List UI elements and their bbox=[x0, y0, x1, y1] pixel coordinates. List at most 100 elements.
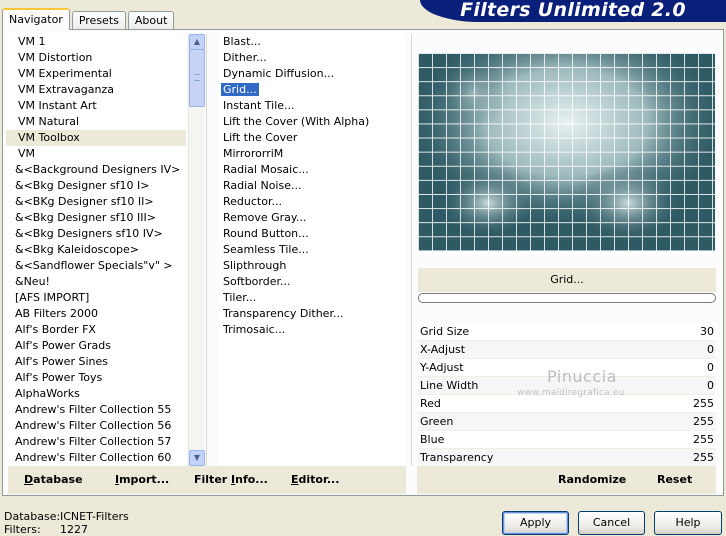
category-item[interactable]: &<Bkg Designers sf10 IV> bbox=[6, 226, 186, 242]
param-row[interactable]: X-Adjust 0 bbox=[418, 341, 716, 359]
status-area: Database:ICNET-Filters Filters: 1227 bbox=[4, 510, 129, 536]
filter-item[interactable]: Radial Noise... bbox=[218, 178, 406, 194]
param-row[interactable]: Transparency 255 bbox=[418, 449, 716, 467]
category-item[interactable]: Andrew's Filter Collection 56 bbox=[6, 418, 186, 434]
category-item[interactable]: &<Bkg Designer sf10 I> bbox=[6, 178, 186, 194]
filter-item[interactable]: Dynamic Diffusion... bbox=[218, 66, 406, 82]
param-label: Grid Size bbox=[420, 325, 470, 338]
category-item[interactable]: Alf's Border FX bbox=[6, 322, 186, 338]
category-item[interactable]: VM Distortion bbox=[6, 50, 186, 66]
scroll-up-icon[interactable]: ▲ bbox=[189, 34, 205, 50]
filter-item[interactable]: Transparency Dither... bbox=[218, 306, 406, 322]
import-button[interactable]: Import... bbox=[115, 473, 169, 486]
category-item[interactable]: VM Extravaganza bbox=[6, 82, 186, 98]
param-label: Y-Adjust bbox=[420, 361, 464, 374]
category-item[interactable]: Alf's Power Sines bbox=[6, 354, 186, 370]
category-item[interactable]: &<Bkg Kaleidoscope> bbox=[6, 242, 186, 258]
cancel-button[interactable]: Cancel bbox=[578, 511, 645, 535]
filter-item-label: Dynamic Diffusion... bbox=[223, 67, 335, 80]
category-item[interactable]: Andrew's Filter Collection 55 bbox=[6, 402, 186, 418]
category-item[interactable]: VM bbox=[6, 146, 186, 162]
category-item[interactable]: VM 1 bbox=[6, 34, 186, 50]
param-value[interactable]: 0 bbox=[707, 359, 714, 376]
param-label: Line Width bbox=[420, 379, 479, 392]
category-list[interactable]: VM 1 VM Distortion VM Experimental VM Extra… bbox=[6, 34, 186, 466]
filter-item-label: Radial Mosaic... bbox=[223, 163, 309, 176]
category-item[interactable]: &<BKg Designer sf10 II> bbox=[6, 194, 186, 210]
scroll-down-icon[interactable]: ▼ bbox=[189, 450, 205, 466]
param-label: X-Adjust bbox=[420, 343, 466, 356]
tab-strip: Navigator Presets About bbox=[2, 8, 176, 30]
filter-item[interactable]: Lift the Cover (With Alpha) bbox=[218, 114, 406, 130]
filter-item[interactable]: Seamless Tile... bbox=[218, 242, 406, 258]
filter-item[interactable]: Slipthrough bbox=[218, 258, 406, 274]
filter-item-label: Dither... bbox=[223, 51, 267, 64]
param-value[interactable]: 255 bbox=[693, 449, 714, 466]
param-value[interactable]: 0 bbox=[707, 341, 714, 358]
filter-info-button[interactable]: Filter Info... bbox=[194, 473, 268, 486]
category-item[interactable]: &Neu! bbox=[6, 274, 186, 290]
preview-image bbox=[418, 53, 715, 251]
category-item[interactable]: VM Experimental bbox=[6, 66, 186, 82]
filter-item-label: Trimosaic... bbox=[223, 323, 286, 336]
filter-item[interactable]: Reductor... bbox=[218, 194, 406, 210]
param-value[interactable]: 255 bbox=[693, 413, 714, 430]
category-item[interactable]: VM Natural bbox=[6, 114, 186, 130]
param-row[interactable]: Grid Size 30 bbox=[418, 323, 716, 341]
reset-button[interactable]: Reset bbox=[657, 473, 692, 486]
filter-item-label: Transparency Dither... bbox=[223, 307, 344, 320]
category-item[interactable]: &<Background Designers IV> bbox=[6, 162, 186, 178]
apply-button[interactable]: Apply bbox=[502, 511, 569, 535]
filter-list[interactable]: Blast... Dither... Dynamic Diffusion... Gri… bbox=[218, 34, 406, 466]
param-row[interactable]: Green 255 bbox=[418, 413, 716, 431]
filter-item-label: Remove Gray... bbox=[223, 211, 307, 224]
param-label: Blue bbox=[420, 433, 445, 446]
category-item[interactable]: AlphaWorks bbox=[6, 386, 186, 402]
tab-presets[interactable]: Presets bbox=[71, 11, 126, 30]
filter-item[interactable]: Dither... bbox=[218, 50, 406, 66]
filter-item-label: Lift the Cover (With Alpha) bbox=[223, 115, 370, 128]
filter-item[interactable]: Remove Gray... bbox=[218, 210, 406, 226]
filter-item[interactable]: Round Button... bbox=[218, 226, 406, 242]
filter-item-label: Softborder... bbox=[223, 275, 291, 288]
filter-item[interactable]: Trimosaic... bbox=[218, 322, 406, 338]
filter-item-label: Reductor... bbox=[223, 195, 282, 208]
param-value[interactable]: 255 bbox=[693, 395, 714, 412]
help-button[interactable]: Help bbox=[654, 511, 722, 535]
category-item[interactable]: &<Bkg Designer sf10 III> bbox=[6, 210, 186, 226]
editor-button[interactable]: Editor... bbox=[291, 473, 339, 486]
category-item[interactable]: Andrew's Filter Collection 60 bbox=[6, 450, 186, 466]
database-button[interactable]: Database bbox=[24, 473, 83, 486]
category-item[interactable]: VM Toolbox bbox=[6, 130, 186, 146]
category-item[interactable]: Andrew's Filter Collection 57 bbox=[6, 434, 186, 450]
watermark-name: Pinuccia bbox=[547, 367, 617, 386]
tab-navigator[interactable]: Navigator bbox=[2, 8, 70, 30]
filter-item[interactable]: Instant Tile... bbox=[218, 98, 406, 114]
filter-item-label: Grid... bbox=[221, 83, 259, 96]
filter-item-label: Blast... bbox=[223, 35, 261, 48]
filter-item[interactable]: Tiler... bbox=[218, 290, 406, 306]
filter-item[interactable]: Grid... bbox=[218, 82, 406, 98]
watermark-url: www.maidiregrafica.eu bbox=[517, 388, 625, 398]
tab-about[interactable]: About bbox=[127, 11, 175, 30]
param-value[interactable]: 0 bbox=[707, 377, 714, 394]
category-item[interactable]: Alf's Power Toys bbox=[6, 370, 186, 386]
param-label: Transparency bbox=[420, 451, 494, 464]
filter-item[interactable]: Radial Mosaic... bbox=[218, 162, 406, 178]
filter-item[interactable]: Blast... bbox=[218, 34, 406, 50]
scroll-thumb[interactable] bbox=[189, 49, 205, 107]
category-item[interactable]: AB Filters 2000 bbox=[6, 306, 186, 322]
category-item[interactable]: &<Sandflower Specials"v" > bbox=[6, 258, 186, 274]
param-row[interactable]: Blue 255 bbox=[418, 431, 716, 449]
category-scrollbar[interactable]: ▲ ▼ bbox=[188, 34, 205, 466]
category-item[interactable]: VM Instant Art bbox=[6, 98, 186, 114]
filter-item-label: Round Button... bbox=[223, 227, 309, 240]
category-item[interactable]: Alf's Power Grads bbox=[6, 338, 186, 354]
filter-item[interactable]: Softborder... bbox=[218, 274, 406, 290]
randomize-button[interactable]: Randomize bbox=[558, 473, 626, 486]
filter-item[interactable]: Lift the Cover bbox=[218, 130, 406, 146]
filter-item[interactable]: MirrororriM bbox=[218, 146, 406, 162]
param-value[interactable]: 30 bbox=[700, 323, 714, 340]
param-value[interactable]: 255 bbox=[693, 431, 714, 448]
category-item[interactable]: [AFS IMPORT] bbox=[6, 290, 186, 306]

INSTRUCTIONS TO FOLLOW: Reproduce every line of the records above word for word, omitting any pictures.

RESULT FOR THIS TASK:
List UI elements and their bbox=[x0, y0, x1, y1] pixel coordinates. List at most 100 elements.
category-item[interactable]: &<Bkg Designers sf10 IV> bbox=[6, 226, 186, 242]
param-row[interactable]: X-Adjust 0 bbox=[418, 341, 716, 359]
status-area: Database:ICNET-Filters Filters: 1227 bbox=[4, 510, 129, 536]
filter-item[interactable]: Radial Noise... bbox=[218, 178, 406, 194]
param-row[interactable]: Transparency 255 bbox=[418, 449, 716, 467]
category-item[interactable]: Andrew's Filter Collection 56 bbox=[6, 418, 186, 434]
category-item[interactable]: &<Bkg Designer sf10 I> bbox=[6, 178, 186, 194]
filter-item[interactable]: Dynamic Diffusion... bbox=[218, 66, 406, 82]
param-label: Grid Size bbox=[420, 325, 470, 338]
category-item[interactable]: Alf's Border FX bbox=[6, 322, 186, 338]
category-item[interactable]: VM Distortion bbox=[6, 50, 186, 66]
scroll-up-icon[interactable]: ▲ bbox=[189, 34, 205, 50]
filter-item[interactable]: Transparency Dither... bbox=[218, 306, 406, 322]
import-button[interactable]: Import... bbox=[115, 473, 169, 486]
category-item[interactable]: VM Extravaganza bbox=[6, 82, 186, 98]
param-label: Y-Adjust bbox=[420, 361, 464, 374]
category-item[interactable]: Alf's Power Sines bbox=[6, 354, 186, 370]
category-item[interactable]: &<Bkg Kaleidoscope> bbox=[6, 242, 186, 258]
cancel-button[interactable]: Cancel bbox=[578, 511, 645, 535]
filter-item-label: Dynamic Diffusion... bbox=[223, 67, 335, 80]
category-item[interactable]: Andrew's Filter Collection 55 bbox=[6, 402, 186, 418]
category-item[interactable]: VM bbox=[6, 146, 186, 162]
category-item[interactable]: VM 1 bbox=[6, 34, 186, 50]
param-value[interactable]: 0 bbox=[707, 359, 714, 376]
param-label: Line Width bbox=[420, 379, 479, 392]
category-list[interactable]: VM 1 VM Distortion VM Experimental VM Extra… bbox=[6, 34, 186, 466]
filter-item-label: Radial Mosaic... bbox=[223, 163, 309, 176]
category-item[interactable]: &<BKg Designer sf10 II> bbox=[6, 194, 186, 210]
scroll-down-icon[interactable]: ▼ bbox=[189, 450, 205, 466]
param-label: X-Adjust bbox=[420, 343, 466, 356]
tab-strip: Navigator Presets About bbox=[2, 8, 176, 30]
filter-item[interactable]: Lift the Cover (With Alpha) bbox=[218, 114, 406, 130]
filter-item[interactable]: Seamless Tile... bbox=[218, 242, 406, 258]
filter-item[interactable]: Slipthrough bbox=[218, 258, 406, 274]
filter-item-label: Dither... bbox=[223, 51, 267, 64]
param-value[interactable]: 255 bbox=[693, 449, 714, 466]
param-value[interactable]: 0 bbox=[707, 341, 714, 358]
filter-info-button[interactable]: Filter Info... bbox=[194, 473, 268, 486]
category-item[interactable]: &Neu! bbox=[6, 274, 186, 290]
preview-image bbox=[418, 53, 715, 251]
category-item[interactable]: VM Experimental bbox=[6, 66, 186, 82]
filter-item-label: Trimosaic... bbox=[223, 323, 286, 336]
filter-item[interactable]: Reductor... bbox=[218, 194, 406, 210]
param-value[interactable]: 255 bbox=[693, 413, 714, 430]
category-item[interactable]: VM Natural bbox=[6, 114, 186, 130]
param-row[interactable]: Grid Size 30 bbox=[418, 323, 716, 341]
reset-button[interactable]: Reset bbox=[657, 473, 692, 486]
filter-item-label: Transparency Dither... bbox=[223, 307, 344, 320]
category-item[interactable]: &<Background Designers IV> bbox=[6, 162, 186, 178]
apply-button[interactable]: Apply bbox=[502, 511, 569, 535]
filter-list[interactable]: Blast... Dither... Dynamic Diffusion... Gri… bbox=[218, 34, 406, 466]
param-row[interactable]: Green 255 bbox=[418, 413, 716, 431]
filter-item-label: Remove Gray... bbox=[223, 211, 307, 224]
param-label: Blue bbox=[420, 433, 445, 446]
category-item[interactable]: AlphaWorks bbox=[6, 386, 186, 402]
tab-presets[interactable]: Presets bbox=[71, 11, 126, 30]
filter-item[interactable]: Dither... bbox=[218, 50, 406, 66]
filter-item-label: Lift the Cover (With Alpha) bbox=[223, 115, 370, 128]
filter-item[interactable]: Remove Gray... bbox=[218, 210, 406, 226]
filter-item[interactable]: Round Button... bbox=[218, 226, 406, 242]
filter-item-label: Softborder... bbox=[223, 275, 291, 288]
filter-item[interactable]: Trimosaic... bbox=[218, 322, 406, 338]
filter-item-label: Reductor... bbox=[223, 195, 282, 208]
param-value[interactable]: 255 bbox=[693, 395, 714, 412]
help-button[interactable]: Help bbox=[654, 511, 722, 535]
category-item[interactable]: &<Bkg Designer sf10 III> bbox=[6, 210, 186, 226]
editor-button[interactable]: Editor... bbox=[291, 473, 339, 486]
category-item[interactable]: Andrew's Filter Collection 60 bbox=[6, 450, 186, 466]
database-button[interactable]: Database bbox=[24, 473, 83, 486]
category-item[interactable]: VM Toolbox bbox=[6, 130, 186, 146]
category-item[interactable]: Andrew's Filter Collection 57 bbox=[6, 434, 186, 450]
watermark-name: Pinuccia bbox=[547, 367, 617, 386]
tab-navigator[interactable]: Navigator bbox=[2, 8, 70, 30]
filter-item[interactable]: Instant Tile... bbox=[218, 98, 406, 114]
filter-item-label: Grid... bbox=[221, 83, 259, 96]
filter-item-label: Blast... bbox=[223, 35, 261, 48]
filter-item[interactable]: Tiler... bbox=[218, 290, 406, 306]
filter-item[interactable]: Grid... bbox=[218, 82, 406, 98]
watermark-url: www.maidiregrafica.eu bbox=[517, 388, 625, 398]
tab-about[interactable]: About bbox=[127, 11, 175, 30]
param-value[interactable]: 0 bbox=[707, 377, 714, 394]
category-item[interactable]: Alf's Power Toys bbox=[6, 370, 186, 386]
param-label: Transparency bbox=[420, 451, 494, 464]
filter-item[interactable]: Radial Mosaic... bbox=[218, 162, 406, 178]
filter-item[interactable]: Blast... bbox=[218, 34, 406, 50]
scroll-thumb[interactable] bbox=[189, 49, 205, 107]
category-item[interactable]: AB Filters 2000 bbox=[6, 306, 186, 322]
category-item[interactable]: &<Sandflower Specials"v" > bbox=[6, 258, 186, 274]
param-row[interactable]: Blue 255 bbox=[418, 431, 716, 449]
category-scrollbar[interactable]: ▲ ▼ bbox=[188, 34, 205, 466]
category-item[interactable]: VM Instant Art bbox=[6, 98, 186, 114]
filter-item-label: Round Button... bbox=[223, 227, 309, 240]
category-item[interactable]: Alf's Power Grads bbox=[6, 338, 186, 354]
filter-item[interactable]: Softborder... bbox=[218, 274, 406, 290]
randomize-button[interactable]: Randomize bbox=[558, 473, 626, 486]
filter-item[interactable]: Lift the Cover bbox=[218, 130, 406, 146]
filter-item[interactable]: MirrororriM bbox=[218, 146, 406, 162]
param-value[interactable]: 30 bbox=[700, 323, 714, 340]
param-value[interactable]: 255 bbox=[693, 431, 714, 448]
category-item[interactable]: [AFS IMPORT] bbox=[6, 290, 186, 306]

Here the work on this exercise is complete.